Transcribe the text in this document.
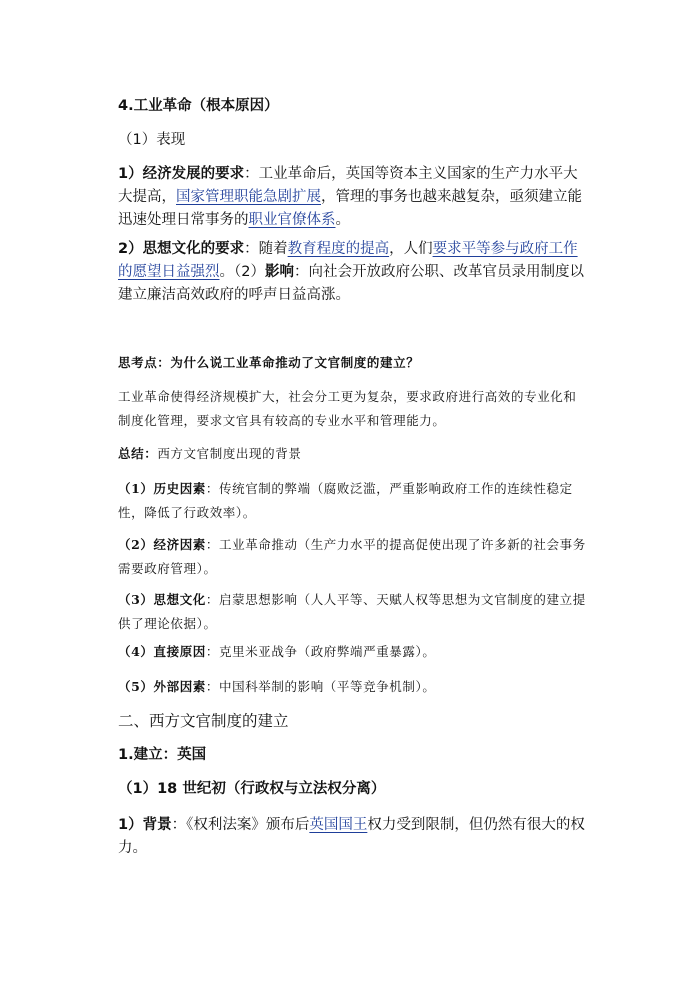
4.工业革命（根本原因）
（1）表现
1）经济发展的要求：工业革命后，英国等资本主义国家的生产力水平大大提高，国家管理职能急剧扩展，管理的事务也越来越复杂，亟须建立能迅速处理日常事务的职业官僚体系。
2）思想文化的要求：随着教育程度的提高，人们要求平等参与政府工作的愿望日益强烈。（2）影响：向社会开放政府公职、改革官员录用制度以建立廉洁高效政府的呼声日益高涨。
思考点：为什么说工业革命推动了文官制度的建立？
工业革命使得经济规模扩大，社会分工更为复杂，要求政府进行高效的专业化和制度化管理，要求文官具有较高的专业水平和管理能力。
总结：西方文官制度出现的背景
（1）历史因素：传统官制的弊端（腐败泛滥，严重影响政府工作的连续性稳定性，降低了行政效率）。
（2）经济因素：工业革命推动（生产力水平的提高促使出现了许多新的社会事务需要政府管理）。
（3）思想文化：启蒙思想影响（人人平等、天赋人权等思想为文官制度的建立提供了理论依据）。
（4）直接原因：克里米亚战争（政府弊端严重暴露）。
（5）外部因素：中国科举制的影响（平等竞争机制）。
二、西方文官制度的建立
1.建立：英国
（1）18 世纪初（行政权与立法权分离）
1）背景：《权利法案》颁布后英国国王权力受到限制，但仍然有很大的权力。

_Directive:_ Copy the records above exactly. The pictures are not part of the copy.

_Task output:_
Transcribe the text in this document.
4.工业革命（根本原因）
（1）表现
1）经济发展的要求：工业革命后，英国等资本主义国家的生产力水平大大提高，国家管理职能急剧扩展，管理的事务也越来越复杂，亟须建立能迅速处理日常事务的职业官僚体系。
2）思想文化的要求：随着教育程度的提高，人们要求平等参与政府工作的愿望日益强烈。（2）影响：向社会开放政府公职、改革官员录用制度以建立廉洁高效政府的呼声日益高涨。
思考点：为什么说工业革命推动了文官制度的建立？
工业革命使得经济规模扩大，社会分工更为复杂，要求政府进行高效的专业化和制度化管理，要求文官具有较高的专业水平和管理能力。
总结：西方文官制度出现的背景
（1）历史因素：传统官制的弊端（腐败泛滥，严重影响政府工作的连续性稳定性，降低了行政效率）。
（2）经济因素：工业革命推动（生产力水平的提高促使出现了许多新的社会事务需要政府管理）。
（3）思想文化：启蒙思想影响（人人平等、天赋人权等思想为文官制度的建立提供了理论依据）。
（4）直接原因：克里米亚战争（政府弊端严重暴露）。
（5）外部因素：中国科举制的影响（平等竞争机制）。
二、西方文官制度的建立
1.建立：英国
（1）18 世纪初（行政权与立法权分离）
1）背景：《权利法案》颁布后英国国王权力受到限制，但仍然有很大的权力。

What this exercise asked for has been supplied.